[WORK TASK]:
Report the count, and only the count, of lines in the records that include the word "years".

Top of INFORMATION SUPPLIED

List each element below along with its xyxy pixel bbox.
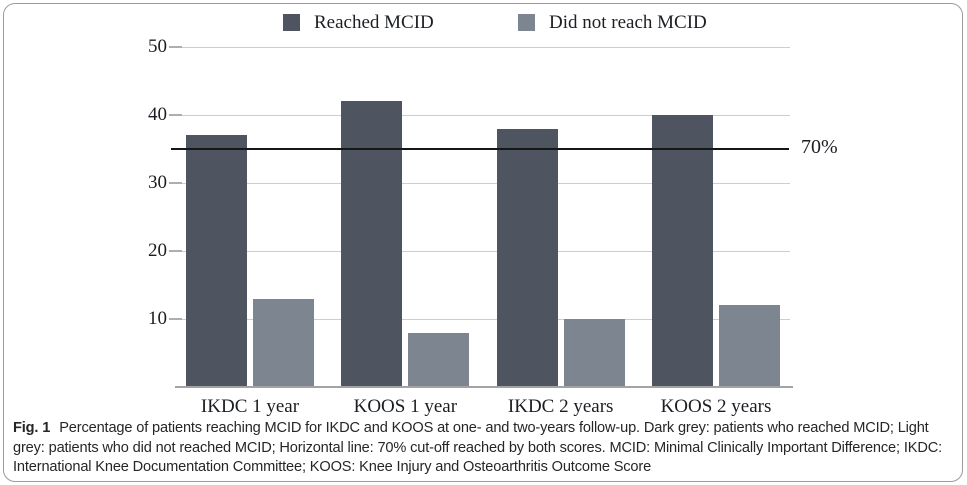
bars-row: IKDC 1 year KOOS 1 year IKDC 2 years KOOS 2… [175, 47, 793, 417]
y-tick-label: 20 [148, 240, 167, 261]
legend-label-did-not-reach-mcid: Did not reach MCID [549, 11, 707, 33]
y-tick [169, 250, 182, 252]
bar-did-not-reach-mcid [718, 305, 780, 387]
bar-did-not-reach-mcid [253, 298, 314, 387]
bar-group: KOOS 1 year [341, 101, 470, 417]
figure-number: Fig. 1 [13, 420, 51, 436]
legend-label-reached-mcid: Reached MCID [314, 11, 434, 33]
legend-swatch-light [518, 14, 535, 31]
y-tick-label: 50 [148, 36, 167, 57]
bar-group: IKDC 2 years [496, 128, 625, 417]
gridline [175, 182, 790, 184]
gridline [175, 318, 790, 320]
bar-did-not-reach-mcid [563, 319, 625, 387]
y-tick [169, 318, 182, 320]
gridline [175, 114, 790, 116]
bar-group: IKDC 1 year [186, 135, 314, 417]
x-axis-label: IKDC 1 year [200, 396, 300, 417]
caption-text: Percentage of patients reaching MCID for… [13, 420, 942, 475]
cutoff-label: 70% [801, 136, 838, 158]
figure-caption: Fig. 1 Percentage of patients reaching MC… [13, 419, 953, 478]
plot-area: 10 20 30 40 50 IKDC 1 year KOOS 1 year IKDC 2 y… [148, 36, 838, 417]
y-tick [169, 182, 182, 184]
cutoff-line [171, 147, 789, 151]
gridline [175, 250, 790, 252]
y-tick-label: 30 [148, 172, 167, 193]
legend-item-did-not-reach-mcid: Did not reach MCID [518, 12, 707, 33]
bar-reached-mcid [651, 115, 713, 387]
y-tick [169, 114, 182, 116]
bar-reached-mcid [496, 128, 558, 387]
x-axis-label: IKDC 2 years [507, 396, 614, 417]
x-axis-line [175, 386, 793, 388]
bar-reached-mcid [186, 135, 247, 387]
bar-reached-mcid [341, 101, 403, 387]
legend-item-reached-mcid: Reached MCID [283, 12, 434, 33]
y-tick [169, 46, 182, 48]
bar-group: KOOS 2 years [651, 115, 780, 417]
x-axis-label: KOOS 2 years [660, 396, 772, 417]
bar-did-not-reach-mcid [408, 332, 470, 387]
gridline [175, 46, 790, 48]
x-axis-label: KOOS 1 year [353, 396, 458, 417]
legend-swatch-dark [283, 14, 300, 31]
y-tick-label: 40 [148, 104, 167, 125]
y-tick-label: 10 [148, 308, 167, 329]
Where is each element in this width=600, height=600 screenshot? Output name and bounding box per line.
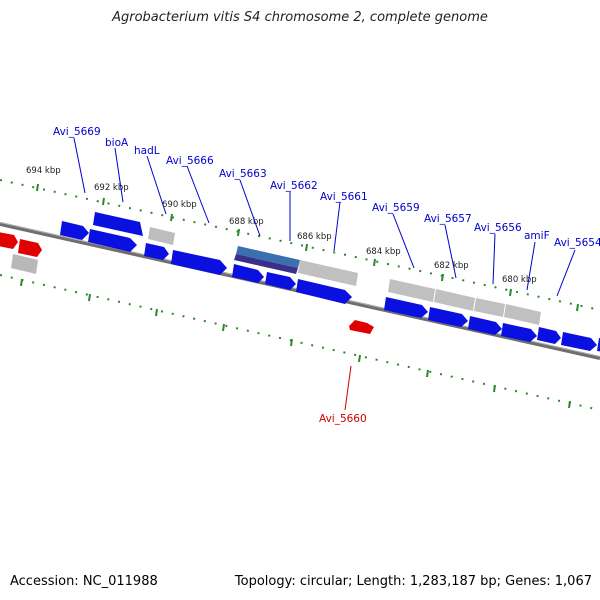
major-tick: [36, 183, 39, 192]
gene-label[interactable]: Avi_5661: [320, 191, 368, 203]
scale-label: 684 kbp: [366, 247, 401, 257]
gene-labels: Avi_5669 bioA hadL Avi_5666 Avi_5663 Avi…: [53, 126, 600, 425]
gene-arrow-bioa-2[interactable]: [88, 229, 137, 252]
leader-line: [333, 201, 341, 252]
gene-arrow-avi-5666[interactable]: [171, 250, 227, 275]
gene-label[interactable]: bioA: [105, 137, 129, 149]
major-tick: [441, 273, 444, 282]
major-tick: [493, 384, 496, 393]
major-tick: [102, 197, 105, 206]
major-tick: [373, 258, 376, 267]
gene-arrow-fwd[interactable]: [501, 323, 537, 342]
gene-arrow-hadl[interactable]: [148, 227, 175, 245]
scale-label: 680 kbp: [502, 275, 537, 285]
leader-line: [73, 137, 86, 194]
major-tick: [358, 354, 361, 363]
gene-arrow-avi-5669[interactable]: [60, 221, 89, 240]
scale-label: 690 kbp: [162, 200, 197, 210]
gene-label[interactable]: Avi_5663: [219, 168, 267, 180]
gene-arrow-hadl-2[interactable]: [144, 243, 169, 260]
outer-major-ticks: [36, 183, 579, 312]
scale-label: 682 kbp: [434, 261, 469, 271]
major-tick: [222, 323, 225, 332]
gene-arrow-avi-5657[interactable]: [434, 289, 475, 311]
inner-major-ticks: [20, 278, 571, 409]
gene-label[interactable]: amiF: [524, 230, 550, 242]
leader-line: [556, 249, 576, 297]
major-tick: [305, 243, 308, 252]
gene-label[interactable]: Avi_5666: [166, 155, 214, 167]
gene-arrow-fwd[interactable]: [597, 338, 600, 352]
leader-line: [239, 179, 261, 237]
gene-arrow-avi-5656[interactable]: [474, 298, 505, 317]
gene-arrow-avi-5661[interactable]: [298, 260, 358, 286]
gene-label-red[interactable]: Avi_5660: [319, 413, 367, 425]
gene-arrow-fwd[interactable]: [232, 264, 264, 283]
major-tick: [290, 338, 293, 347]
gene-arrow-fwd[interactable]: [468, 316, 502, 335]
gene-arrow-fwd[interactable]: [537, 327, 561, 344]
major-tick: [88, 293, 91, 302]
leader-line: [146, 155, 167, 215]
scale-label: 692 kbp: [94, 183, 129, 193]
major-tick: [576, 303, 579, 312]
gene-arrow-gray[interactable]: [11, 254, 38, 274]
gene-label[interactable]: Avi_5657: [424, 213, 472, 225]
gene-arrow-fwd[interactable]: [428, 307, 468, 327]
leader-line: [492, 233, 496, 285]
gene-label[interactable]: Avi_5654: [554, 237, 600, 249]
gene-arrow-fwd[interactable]: [296, 279, 352, 304]
leader-line-red: [344, 365, 352, 411]
gene-arrow-red[interactable]: [0, 232, 18, 249]
scale-label: 688 kbp: [229, 217, 264, 227]
major-tick: [170, 213, 173, 222]
gene-arrow-bioa[interactable]: [93, 212, 143, 236]
major-tick: [426, 369, 429, 378]
major-tick: [509, 288, 512, 297]
gene-arrow-amif[interactable]: [504, 304, 541, 325]
gene-arrow-fwd[interactable]: [384, 297, 428, 318]
gene-arrow-fwd[interactable]: [265, 272, 296, 290]
leader-line: [186, 165, 210, 224]
gene-label[interactable]: Avi_5669: [53, 126, 101, 138]
gene-label[interactable]: Avi_5662: [270, 180, 318, 192]
major-tick: [237, 228, 240, 237]
major-tick: [20, 278, 23, 287]
gene-label[interactable]: hadL: [134, 145, 160, 157]
major-tick: [155, 308, 158, 317]
gene-arrow-fwd[interactable]: [561, 332, 597, 351]
scale-labels: 694 kbp 692 kbp 690 kbp 688 kbp 686 kbp …: [26, 166, 537, 285]
gene-arrow-red[interactable]: [18, 239, 42, 257]
gene-label[interactable]: Avi_5656: [474, 222, 522, 234]
accession-label: Accession: NC_011988: [10, 574, 158, 589]
gene-label[interactable]: Avi_5659: [372, 202, 420, 214]
leader-line: [444, 224, 457, 279]
topology-label: Topology: circular; Length: 1,283,187 bp…: [234, 574, 592, 589]
label-leaders: [73, 137, 576, 411]
scale-label: 694 kbp: [26, 166, 61, 176]
leader-line: [526, 241, 536, 291]
forward-strand-genes: [0, 212, 600, 352]
major-tick: [568, 400, 571, 409]
scale-label: 686 kbp: [297, 232, 332, 242]
leader-line: [114, 147, 124, 203]
leader-line: [392, 213, 415, 269]
gene-arrow-avi-5660[interactable]: [349, 320, 374, 334]
map-title: Agrobacterium vitis S4 chromosome 2, com…: [112, 10, 488, 25]
gene-arrow-avi-5662[interactable]: [234, 254, 298, 274]
gene-arrow-avi-5659[interactable]: [388, 279, 435, 302]
gene-arrow-avi-5663[interactable]: [236, 246, 300, 268]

Bottom of INFORMATION SUPPLIED

[RESPONSE BOX]:
5